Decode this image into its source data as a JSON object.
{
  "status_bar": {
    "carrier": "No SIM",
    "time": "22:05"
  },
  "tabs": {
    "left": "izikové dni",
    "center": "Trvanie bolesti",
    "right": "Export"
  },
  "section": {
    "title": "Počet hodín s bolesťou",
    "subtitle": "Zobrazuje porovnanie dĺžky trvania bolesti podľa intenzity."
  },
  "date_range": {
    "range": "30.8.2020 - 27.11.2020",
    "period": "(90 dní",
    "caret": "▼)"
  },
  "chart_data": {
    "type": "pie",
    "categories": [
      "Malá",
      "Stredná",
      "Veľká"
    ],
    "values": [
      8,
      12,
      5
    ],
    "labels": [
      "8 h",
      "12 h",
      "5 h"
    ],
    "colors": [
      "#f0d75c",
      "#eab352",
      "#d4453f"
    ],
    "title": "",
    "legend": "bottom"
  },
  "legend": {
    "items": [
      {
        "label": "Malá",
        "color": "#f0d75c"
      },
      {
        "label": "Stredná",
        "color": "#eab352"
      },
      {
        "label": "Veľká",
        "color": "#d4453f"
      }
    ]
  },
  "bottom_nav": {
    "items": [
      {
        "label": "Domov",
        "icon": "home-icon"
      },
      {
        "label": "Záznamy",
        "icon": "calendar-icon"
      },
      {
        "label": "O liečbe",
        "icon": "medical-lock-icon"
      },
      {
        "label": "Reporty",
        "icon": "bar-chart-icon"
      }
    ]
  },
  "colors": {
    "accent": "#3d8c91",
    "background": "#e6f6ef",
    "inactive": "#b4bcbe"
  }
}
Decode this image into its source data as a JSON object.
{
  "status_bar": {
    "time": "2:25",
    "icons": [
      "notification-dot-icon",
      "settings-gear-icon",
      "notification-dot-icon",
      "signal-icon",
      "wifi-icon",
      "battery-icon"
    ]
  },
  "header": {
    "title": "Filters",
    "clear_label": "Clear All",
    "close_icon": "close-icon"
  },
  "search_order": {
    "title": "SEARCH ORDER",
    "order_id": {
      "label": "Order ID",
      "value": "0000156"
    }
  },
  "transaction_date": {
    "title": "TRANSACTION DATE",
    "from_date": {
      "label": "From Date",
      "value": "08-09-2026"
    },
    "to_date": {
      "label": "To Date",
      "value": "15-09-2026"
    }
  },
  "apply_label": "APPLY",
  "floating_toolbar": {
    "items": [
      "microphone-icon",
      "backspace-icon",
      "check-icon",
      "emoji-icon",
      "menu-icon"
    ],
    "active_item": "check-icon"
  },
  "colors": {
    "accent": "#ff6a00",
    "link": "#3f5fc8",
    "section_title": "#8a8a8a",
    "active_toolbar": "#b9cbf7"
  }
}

--------

#### Exercise aim:
Give an exact copy of all the data shown above.

#### Solution to this exercise:
Decode this image into its source data as a JSON object.
{
  "status_bar": {
    "carrier": "No SIM",
    "time": "22:05"
  },
  "tabs": {
    "left": "izikové dni",
    "center": "Trvanie bolesti",
    "right": "Export"
  },
  "section": {
    "title": "Počet hodín s bolesťou",
    "subtitle": "Zobrazuje porovnanie dĺžky trvania bolesti podľa intenzity."
  },
  "date_range": {
    "range": "30.8.2020 - 27.11.2020",
    "period": "(90 dní",
    "caret": "▼)"
  },
  "chart_data": {
    "type": "pie",
    "categories": [
      "Malá",
      "Stredná",
      "Veľká"
    ],
    "values": [
      8,
      12,
      5
    ],
    "labels": [
      "8 h",
      "12 h",
      "5 h"
    ],
    "colors": [
      "#f0d75c",
      "#eab352",
      "#d4453f"
    ],
    "title": "",
    "legend": "bottom"
  },
  "legend": {
    "items": [
      {
        "label": "Malá",
        "color": "#f0d75c"
      },
      {
        "label": "Stredná",
        "color": "#eab352"
      },
      {
        "label": "Veľká",
        "color": "#d4453f"
      }
    ]
  },
  "bottom_nav": {
    "items": [
      {
        "label": "Domov",
        "icon": "home-icon"
      },
      {
        "label": "Záznamy",
        "icon": "calendar-icon"
      },
      {
        "label": "O liečbe",
        "icon": "medical-lock-icon"
      },
      {
        "label": "Reporty",
        "icon": "bar-chart-icon"
      }
    ]
  },
  "colors": {
    "accent": "#3d8c91",
    "background": "#e6f6ef",
    "inactive": "#b4bcbe"
  }
}
Decode this image into its source data as a JSON object.
{
  "status_bar": {
    "time": "2:25",
    "icons": [
      "notification-dot-icon",
      "settings-gear-icon",
      "notification-dot-icon",
      "signal-icon",
      "wifi-icon",
      "battery-icon"
    ]
  },
  "header": {
    "title": "Filters",
    "clear_label": "Clear All",
    "close_icon": "close-icon"
  },
  "search_order": {
    "title": "SEARCH ORDER",
    "order_id": {
      "label": "Order ID",
      "value": "0000156"
    }
  },
  "transaction_date": {
    "title": "TRANSACTION DATE",
    "from_date": {
      "label": "From Date",
      "value": "08-09-2026"
    },
    "to_date": {
      "label": "To Date",
      "value": "15-09-2026"
    }
  },
  "apply_label": "APPLY",
  "floating_toolbar": {
    "items": [
      "microphone-icon",
      "backspace-icon",
      "check-icon",
      "emoji-icon",
      "menu-icon"
    ],
    "active_item": "check-icon"
  },
  "colors": {
    "accent": "#ff6a00",
    "link": "#3f5fc8",
    "section_title": "#8a8a8a",
    "active_toolbar": "#b9cbf7"
  }
}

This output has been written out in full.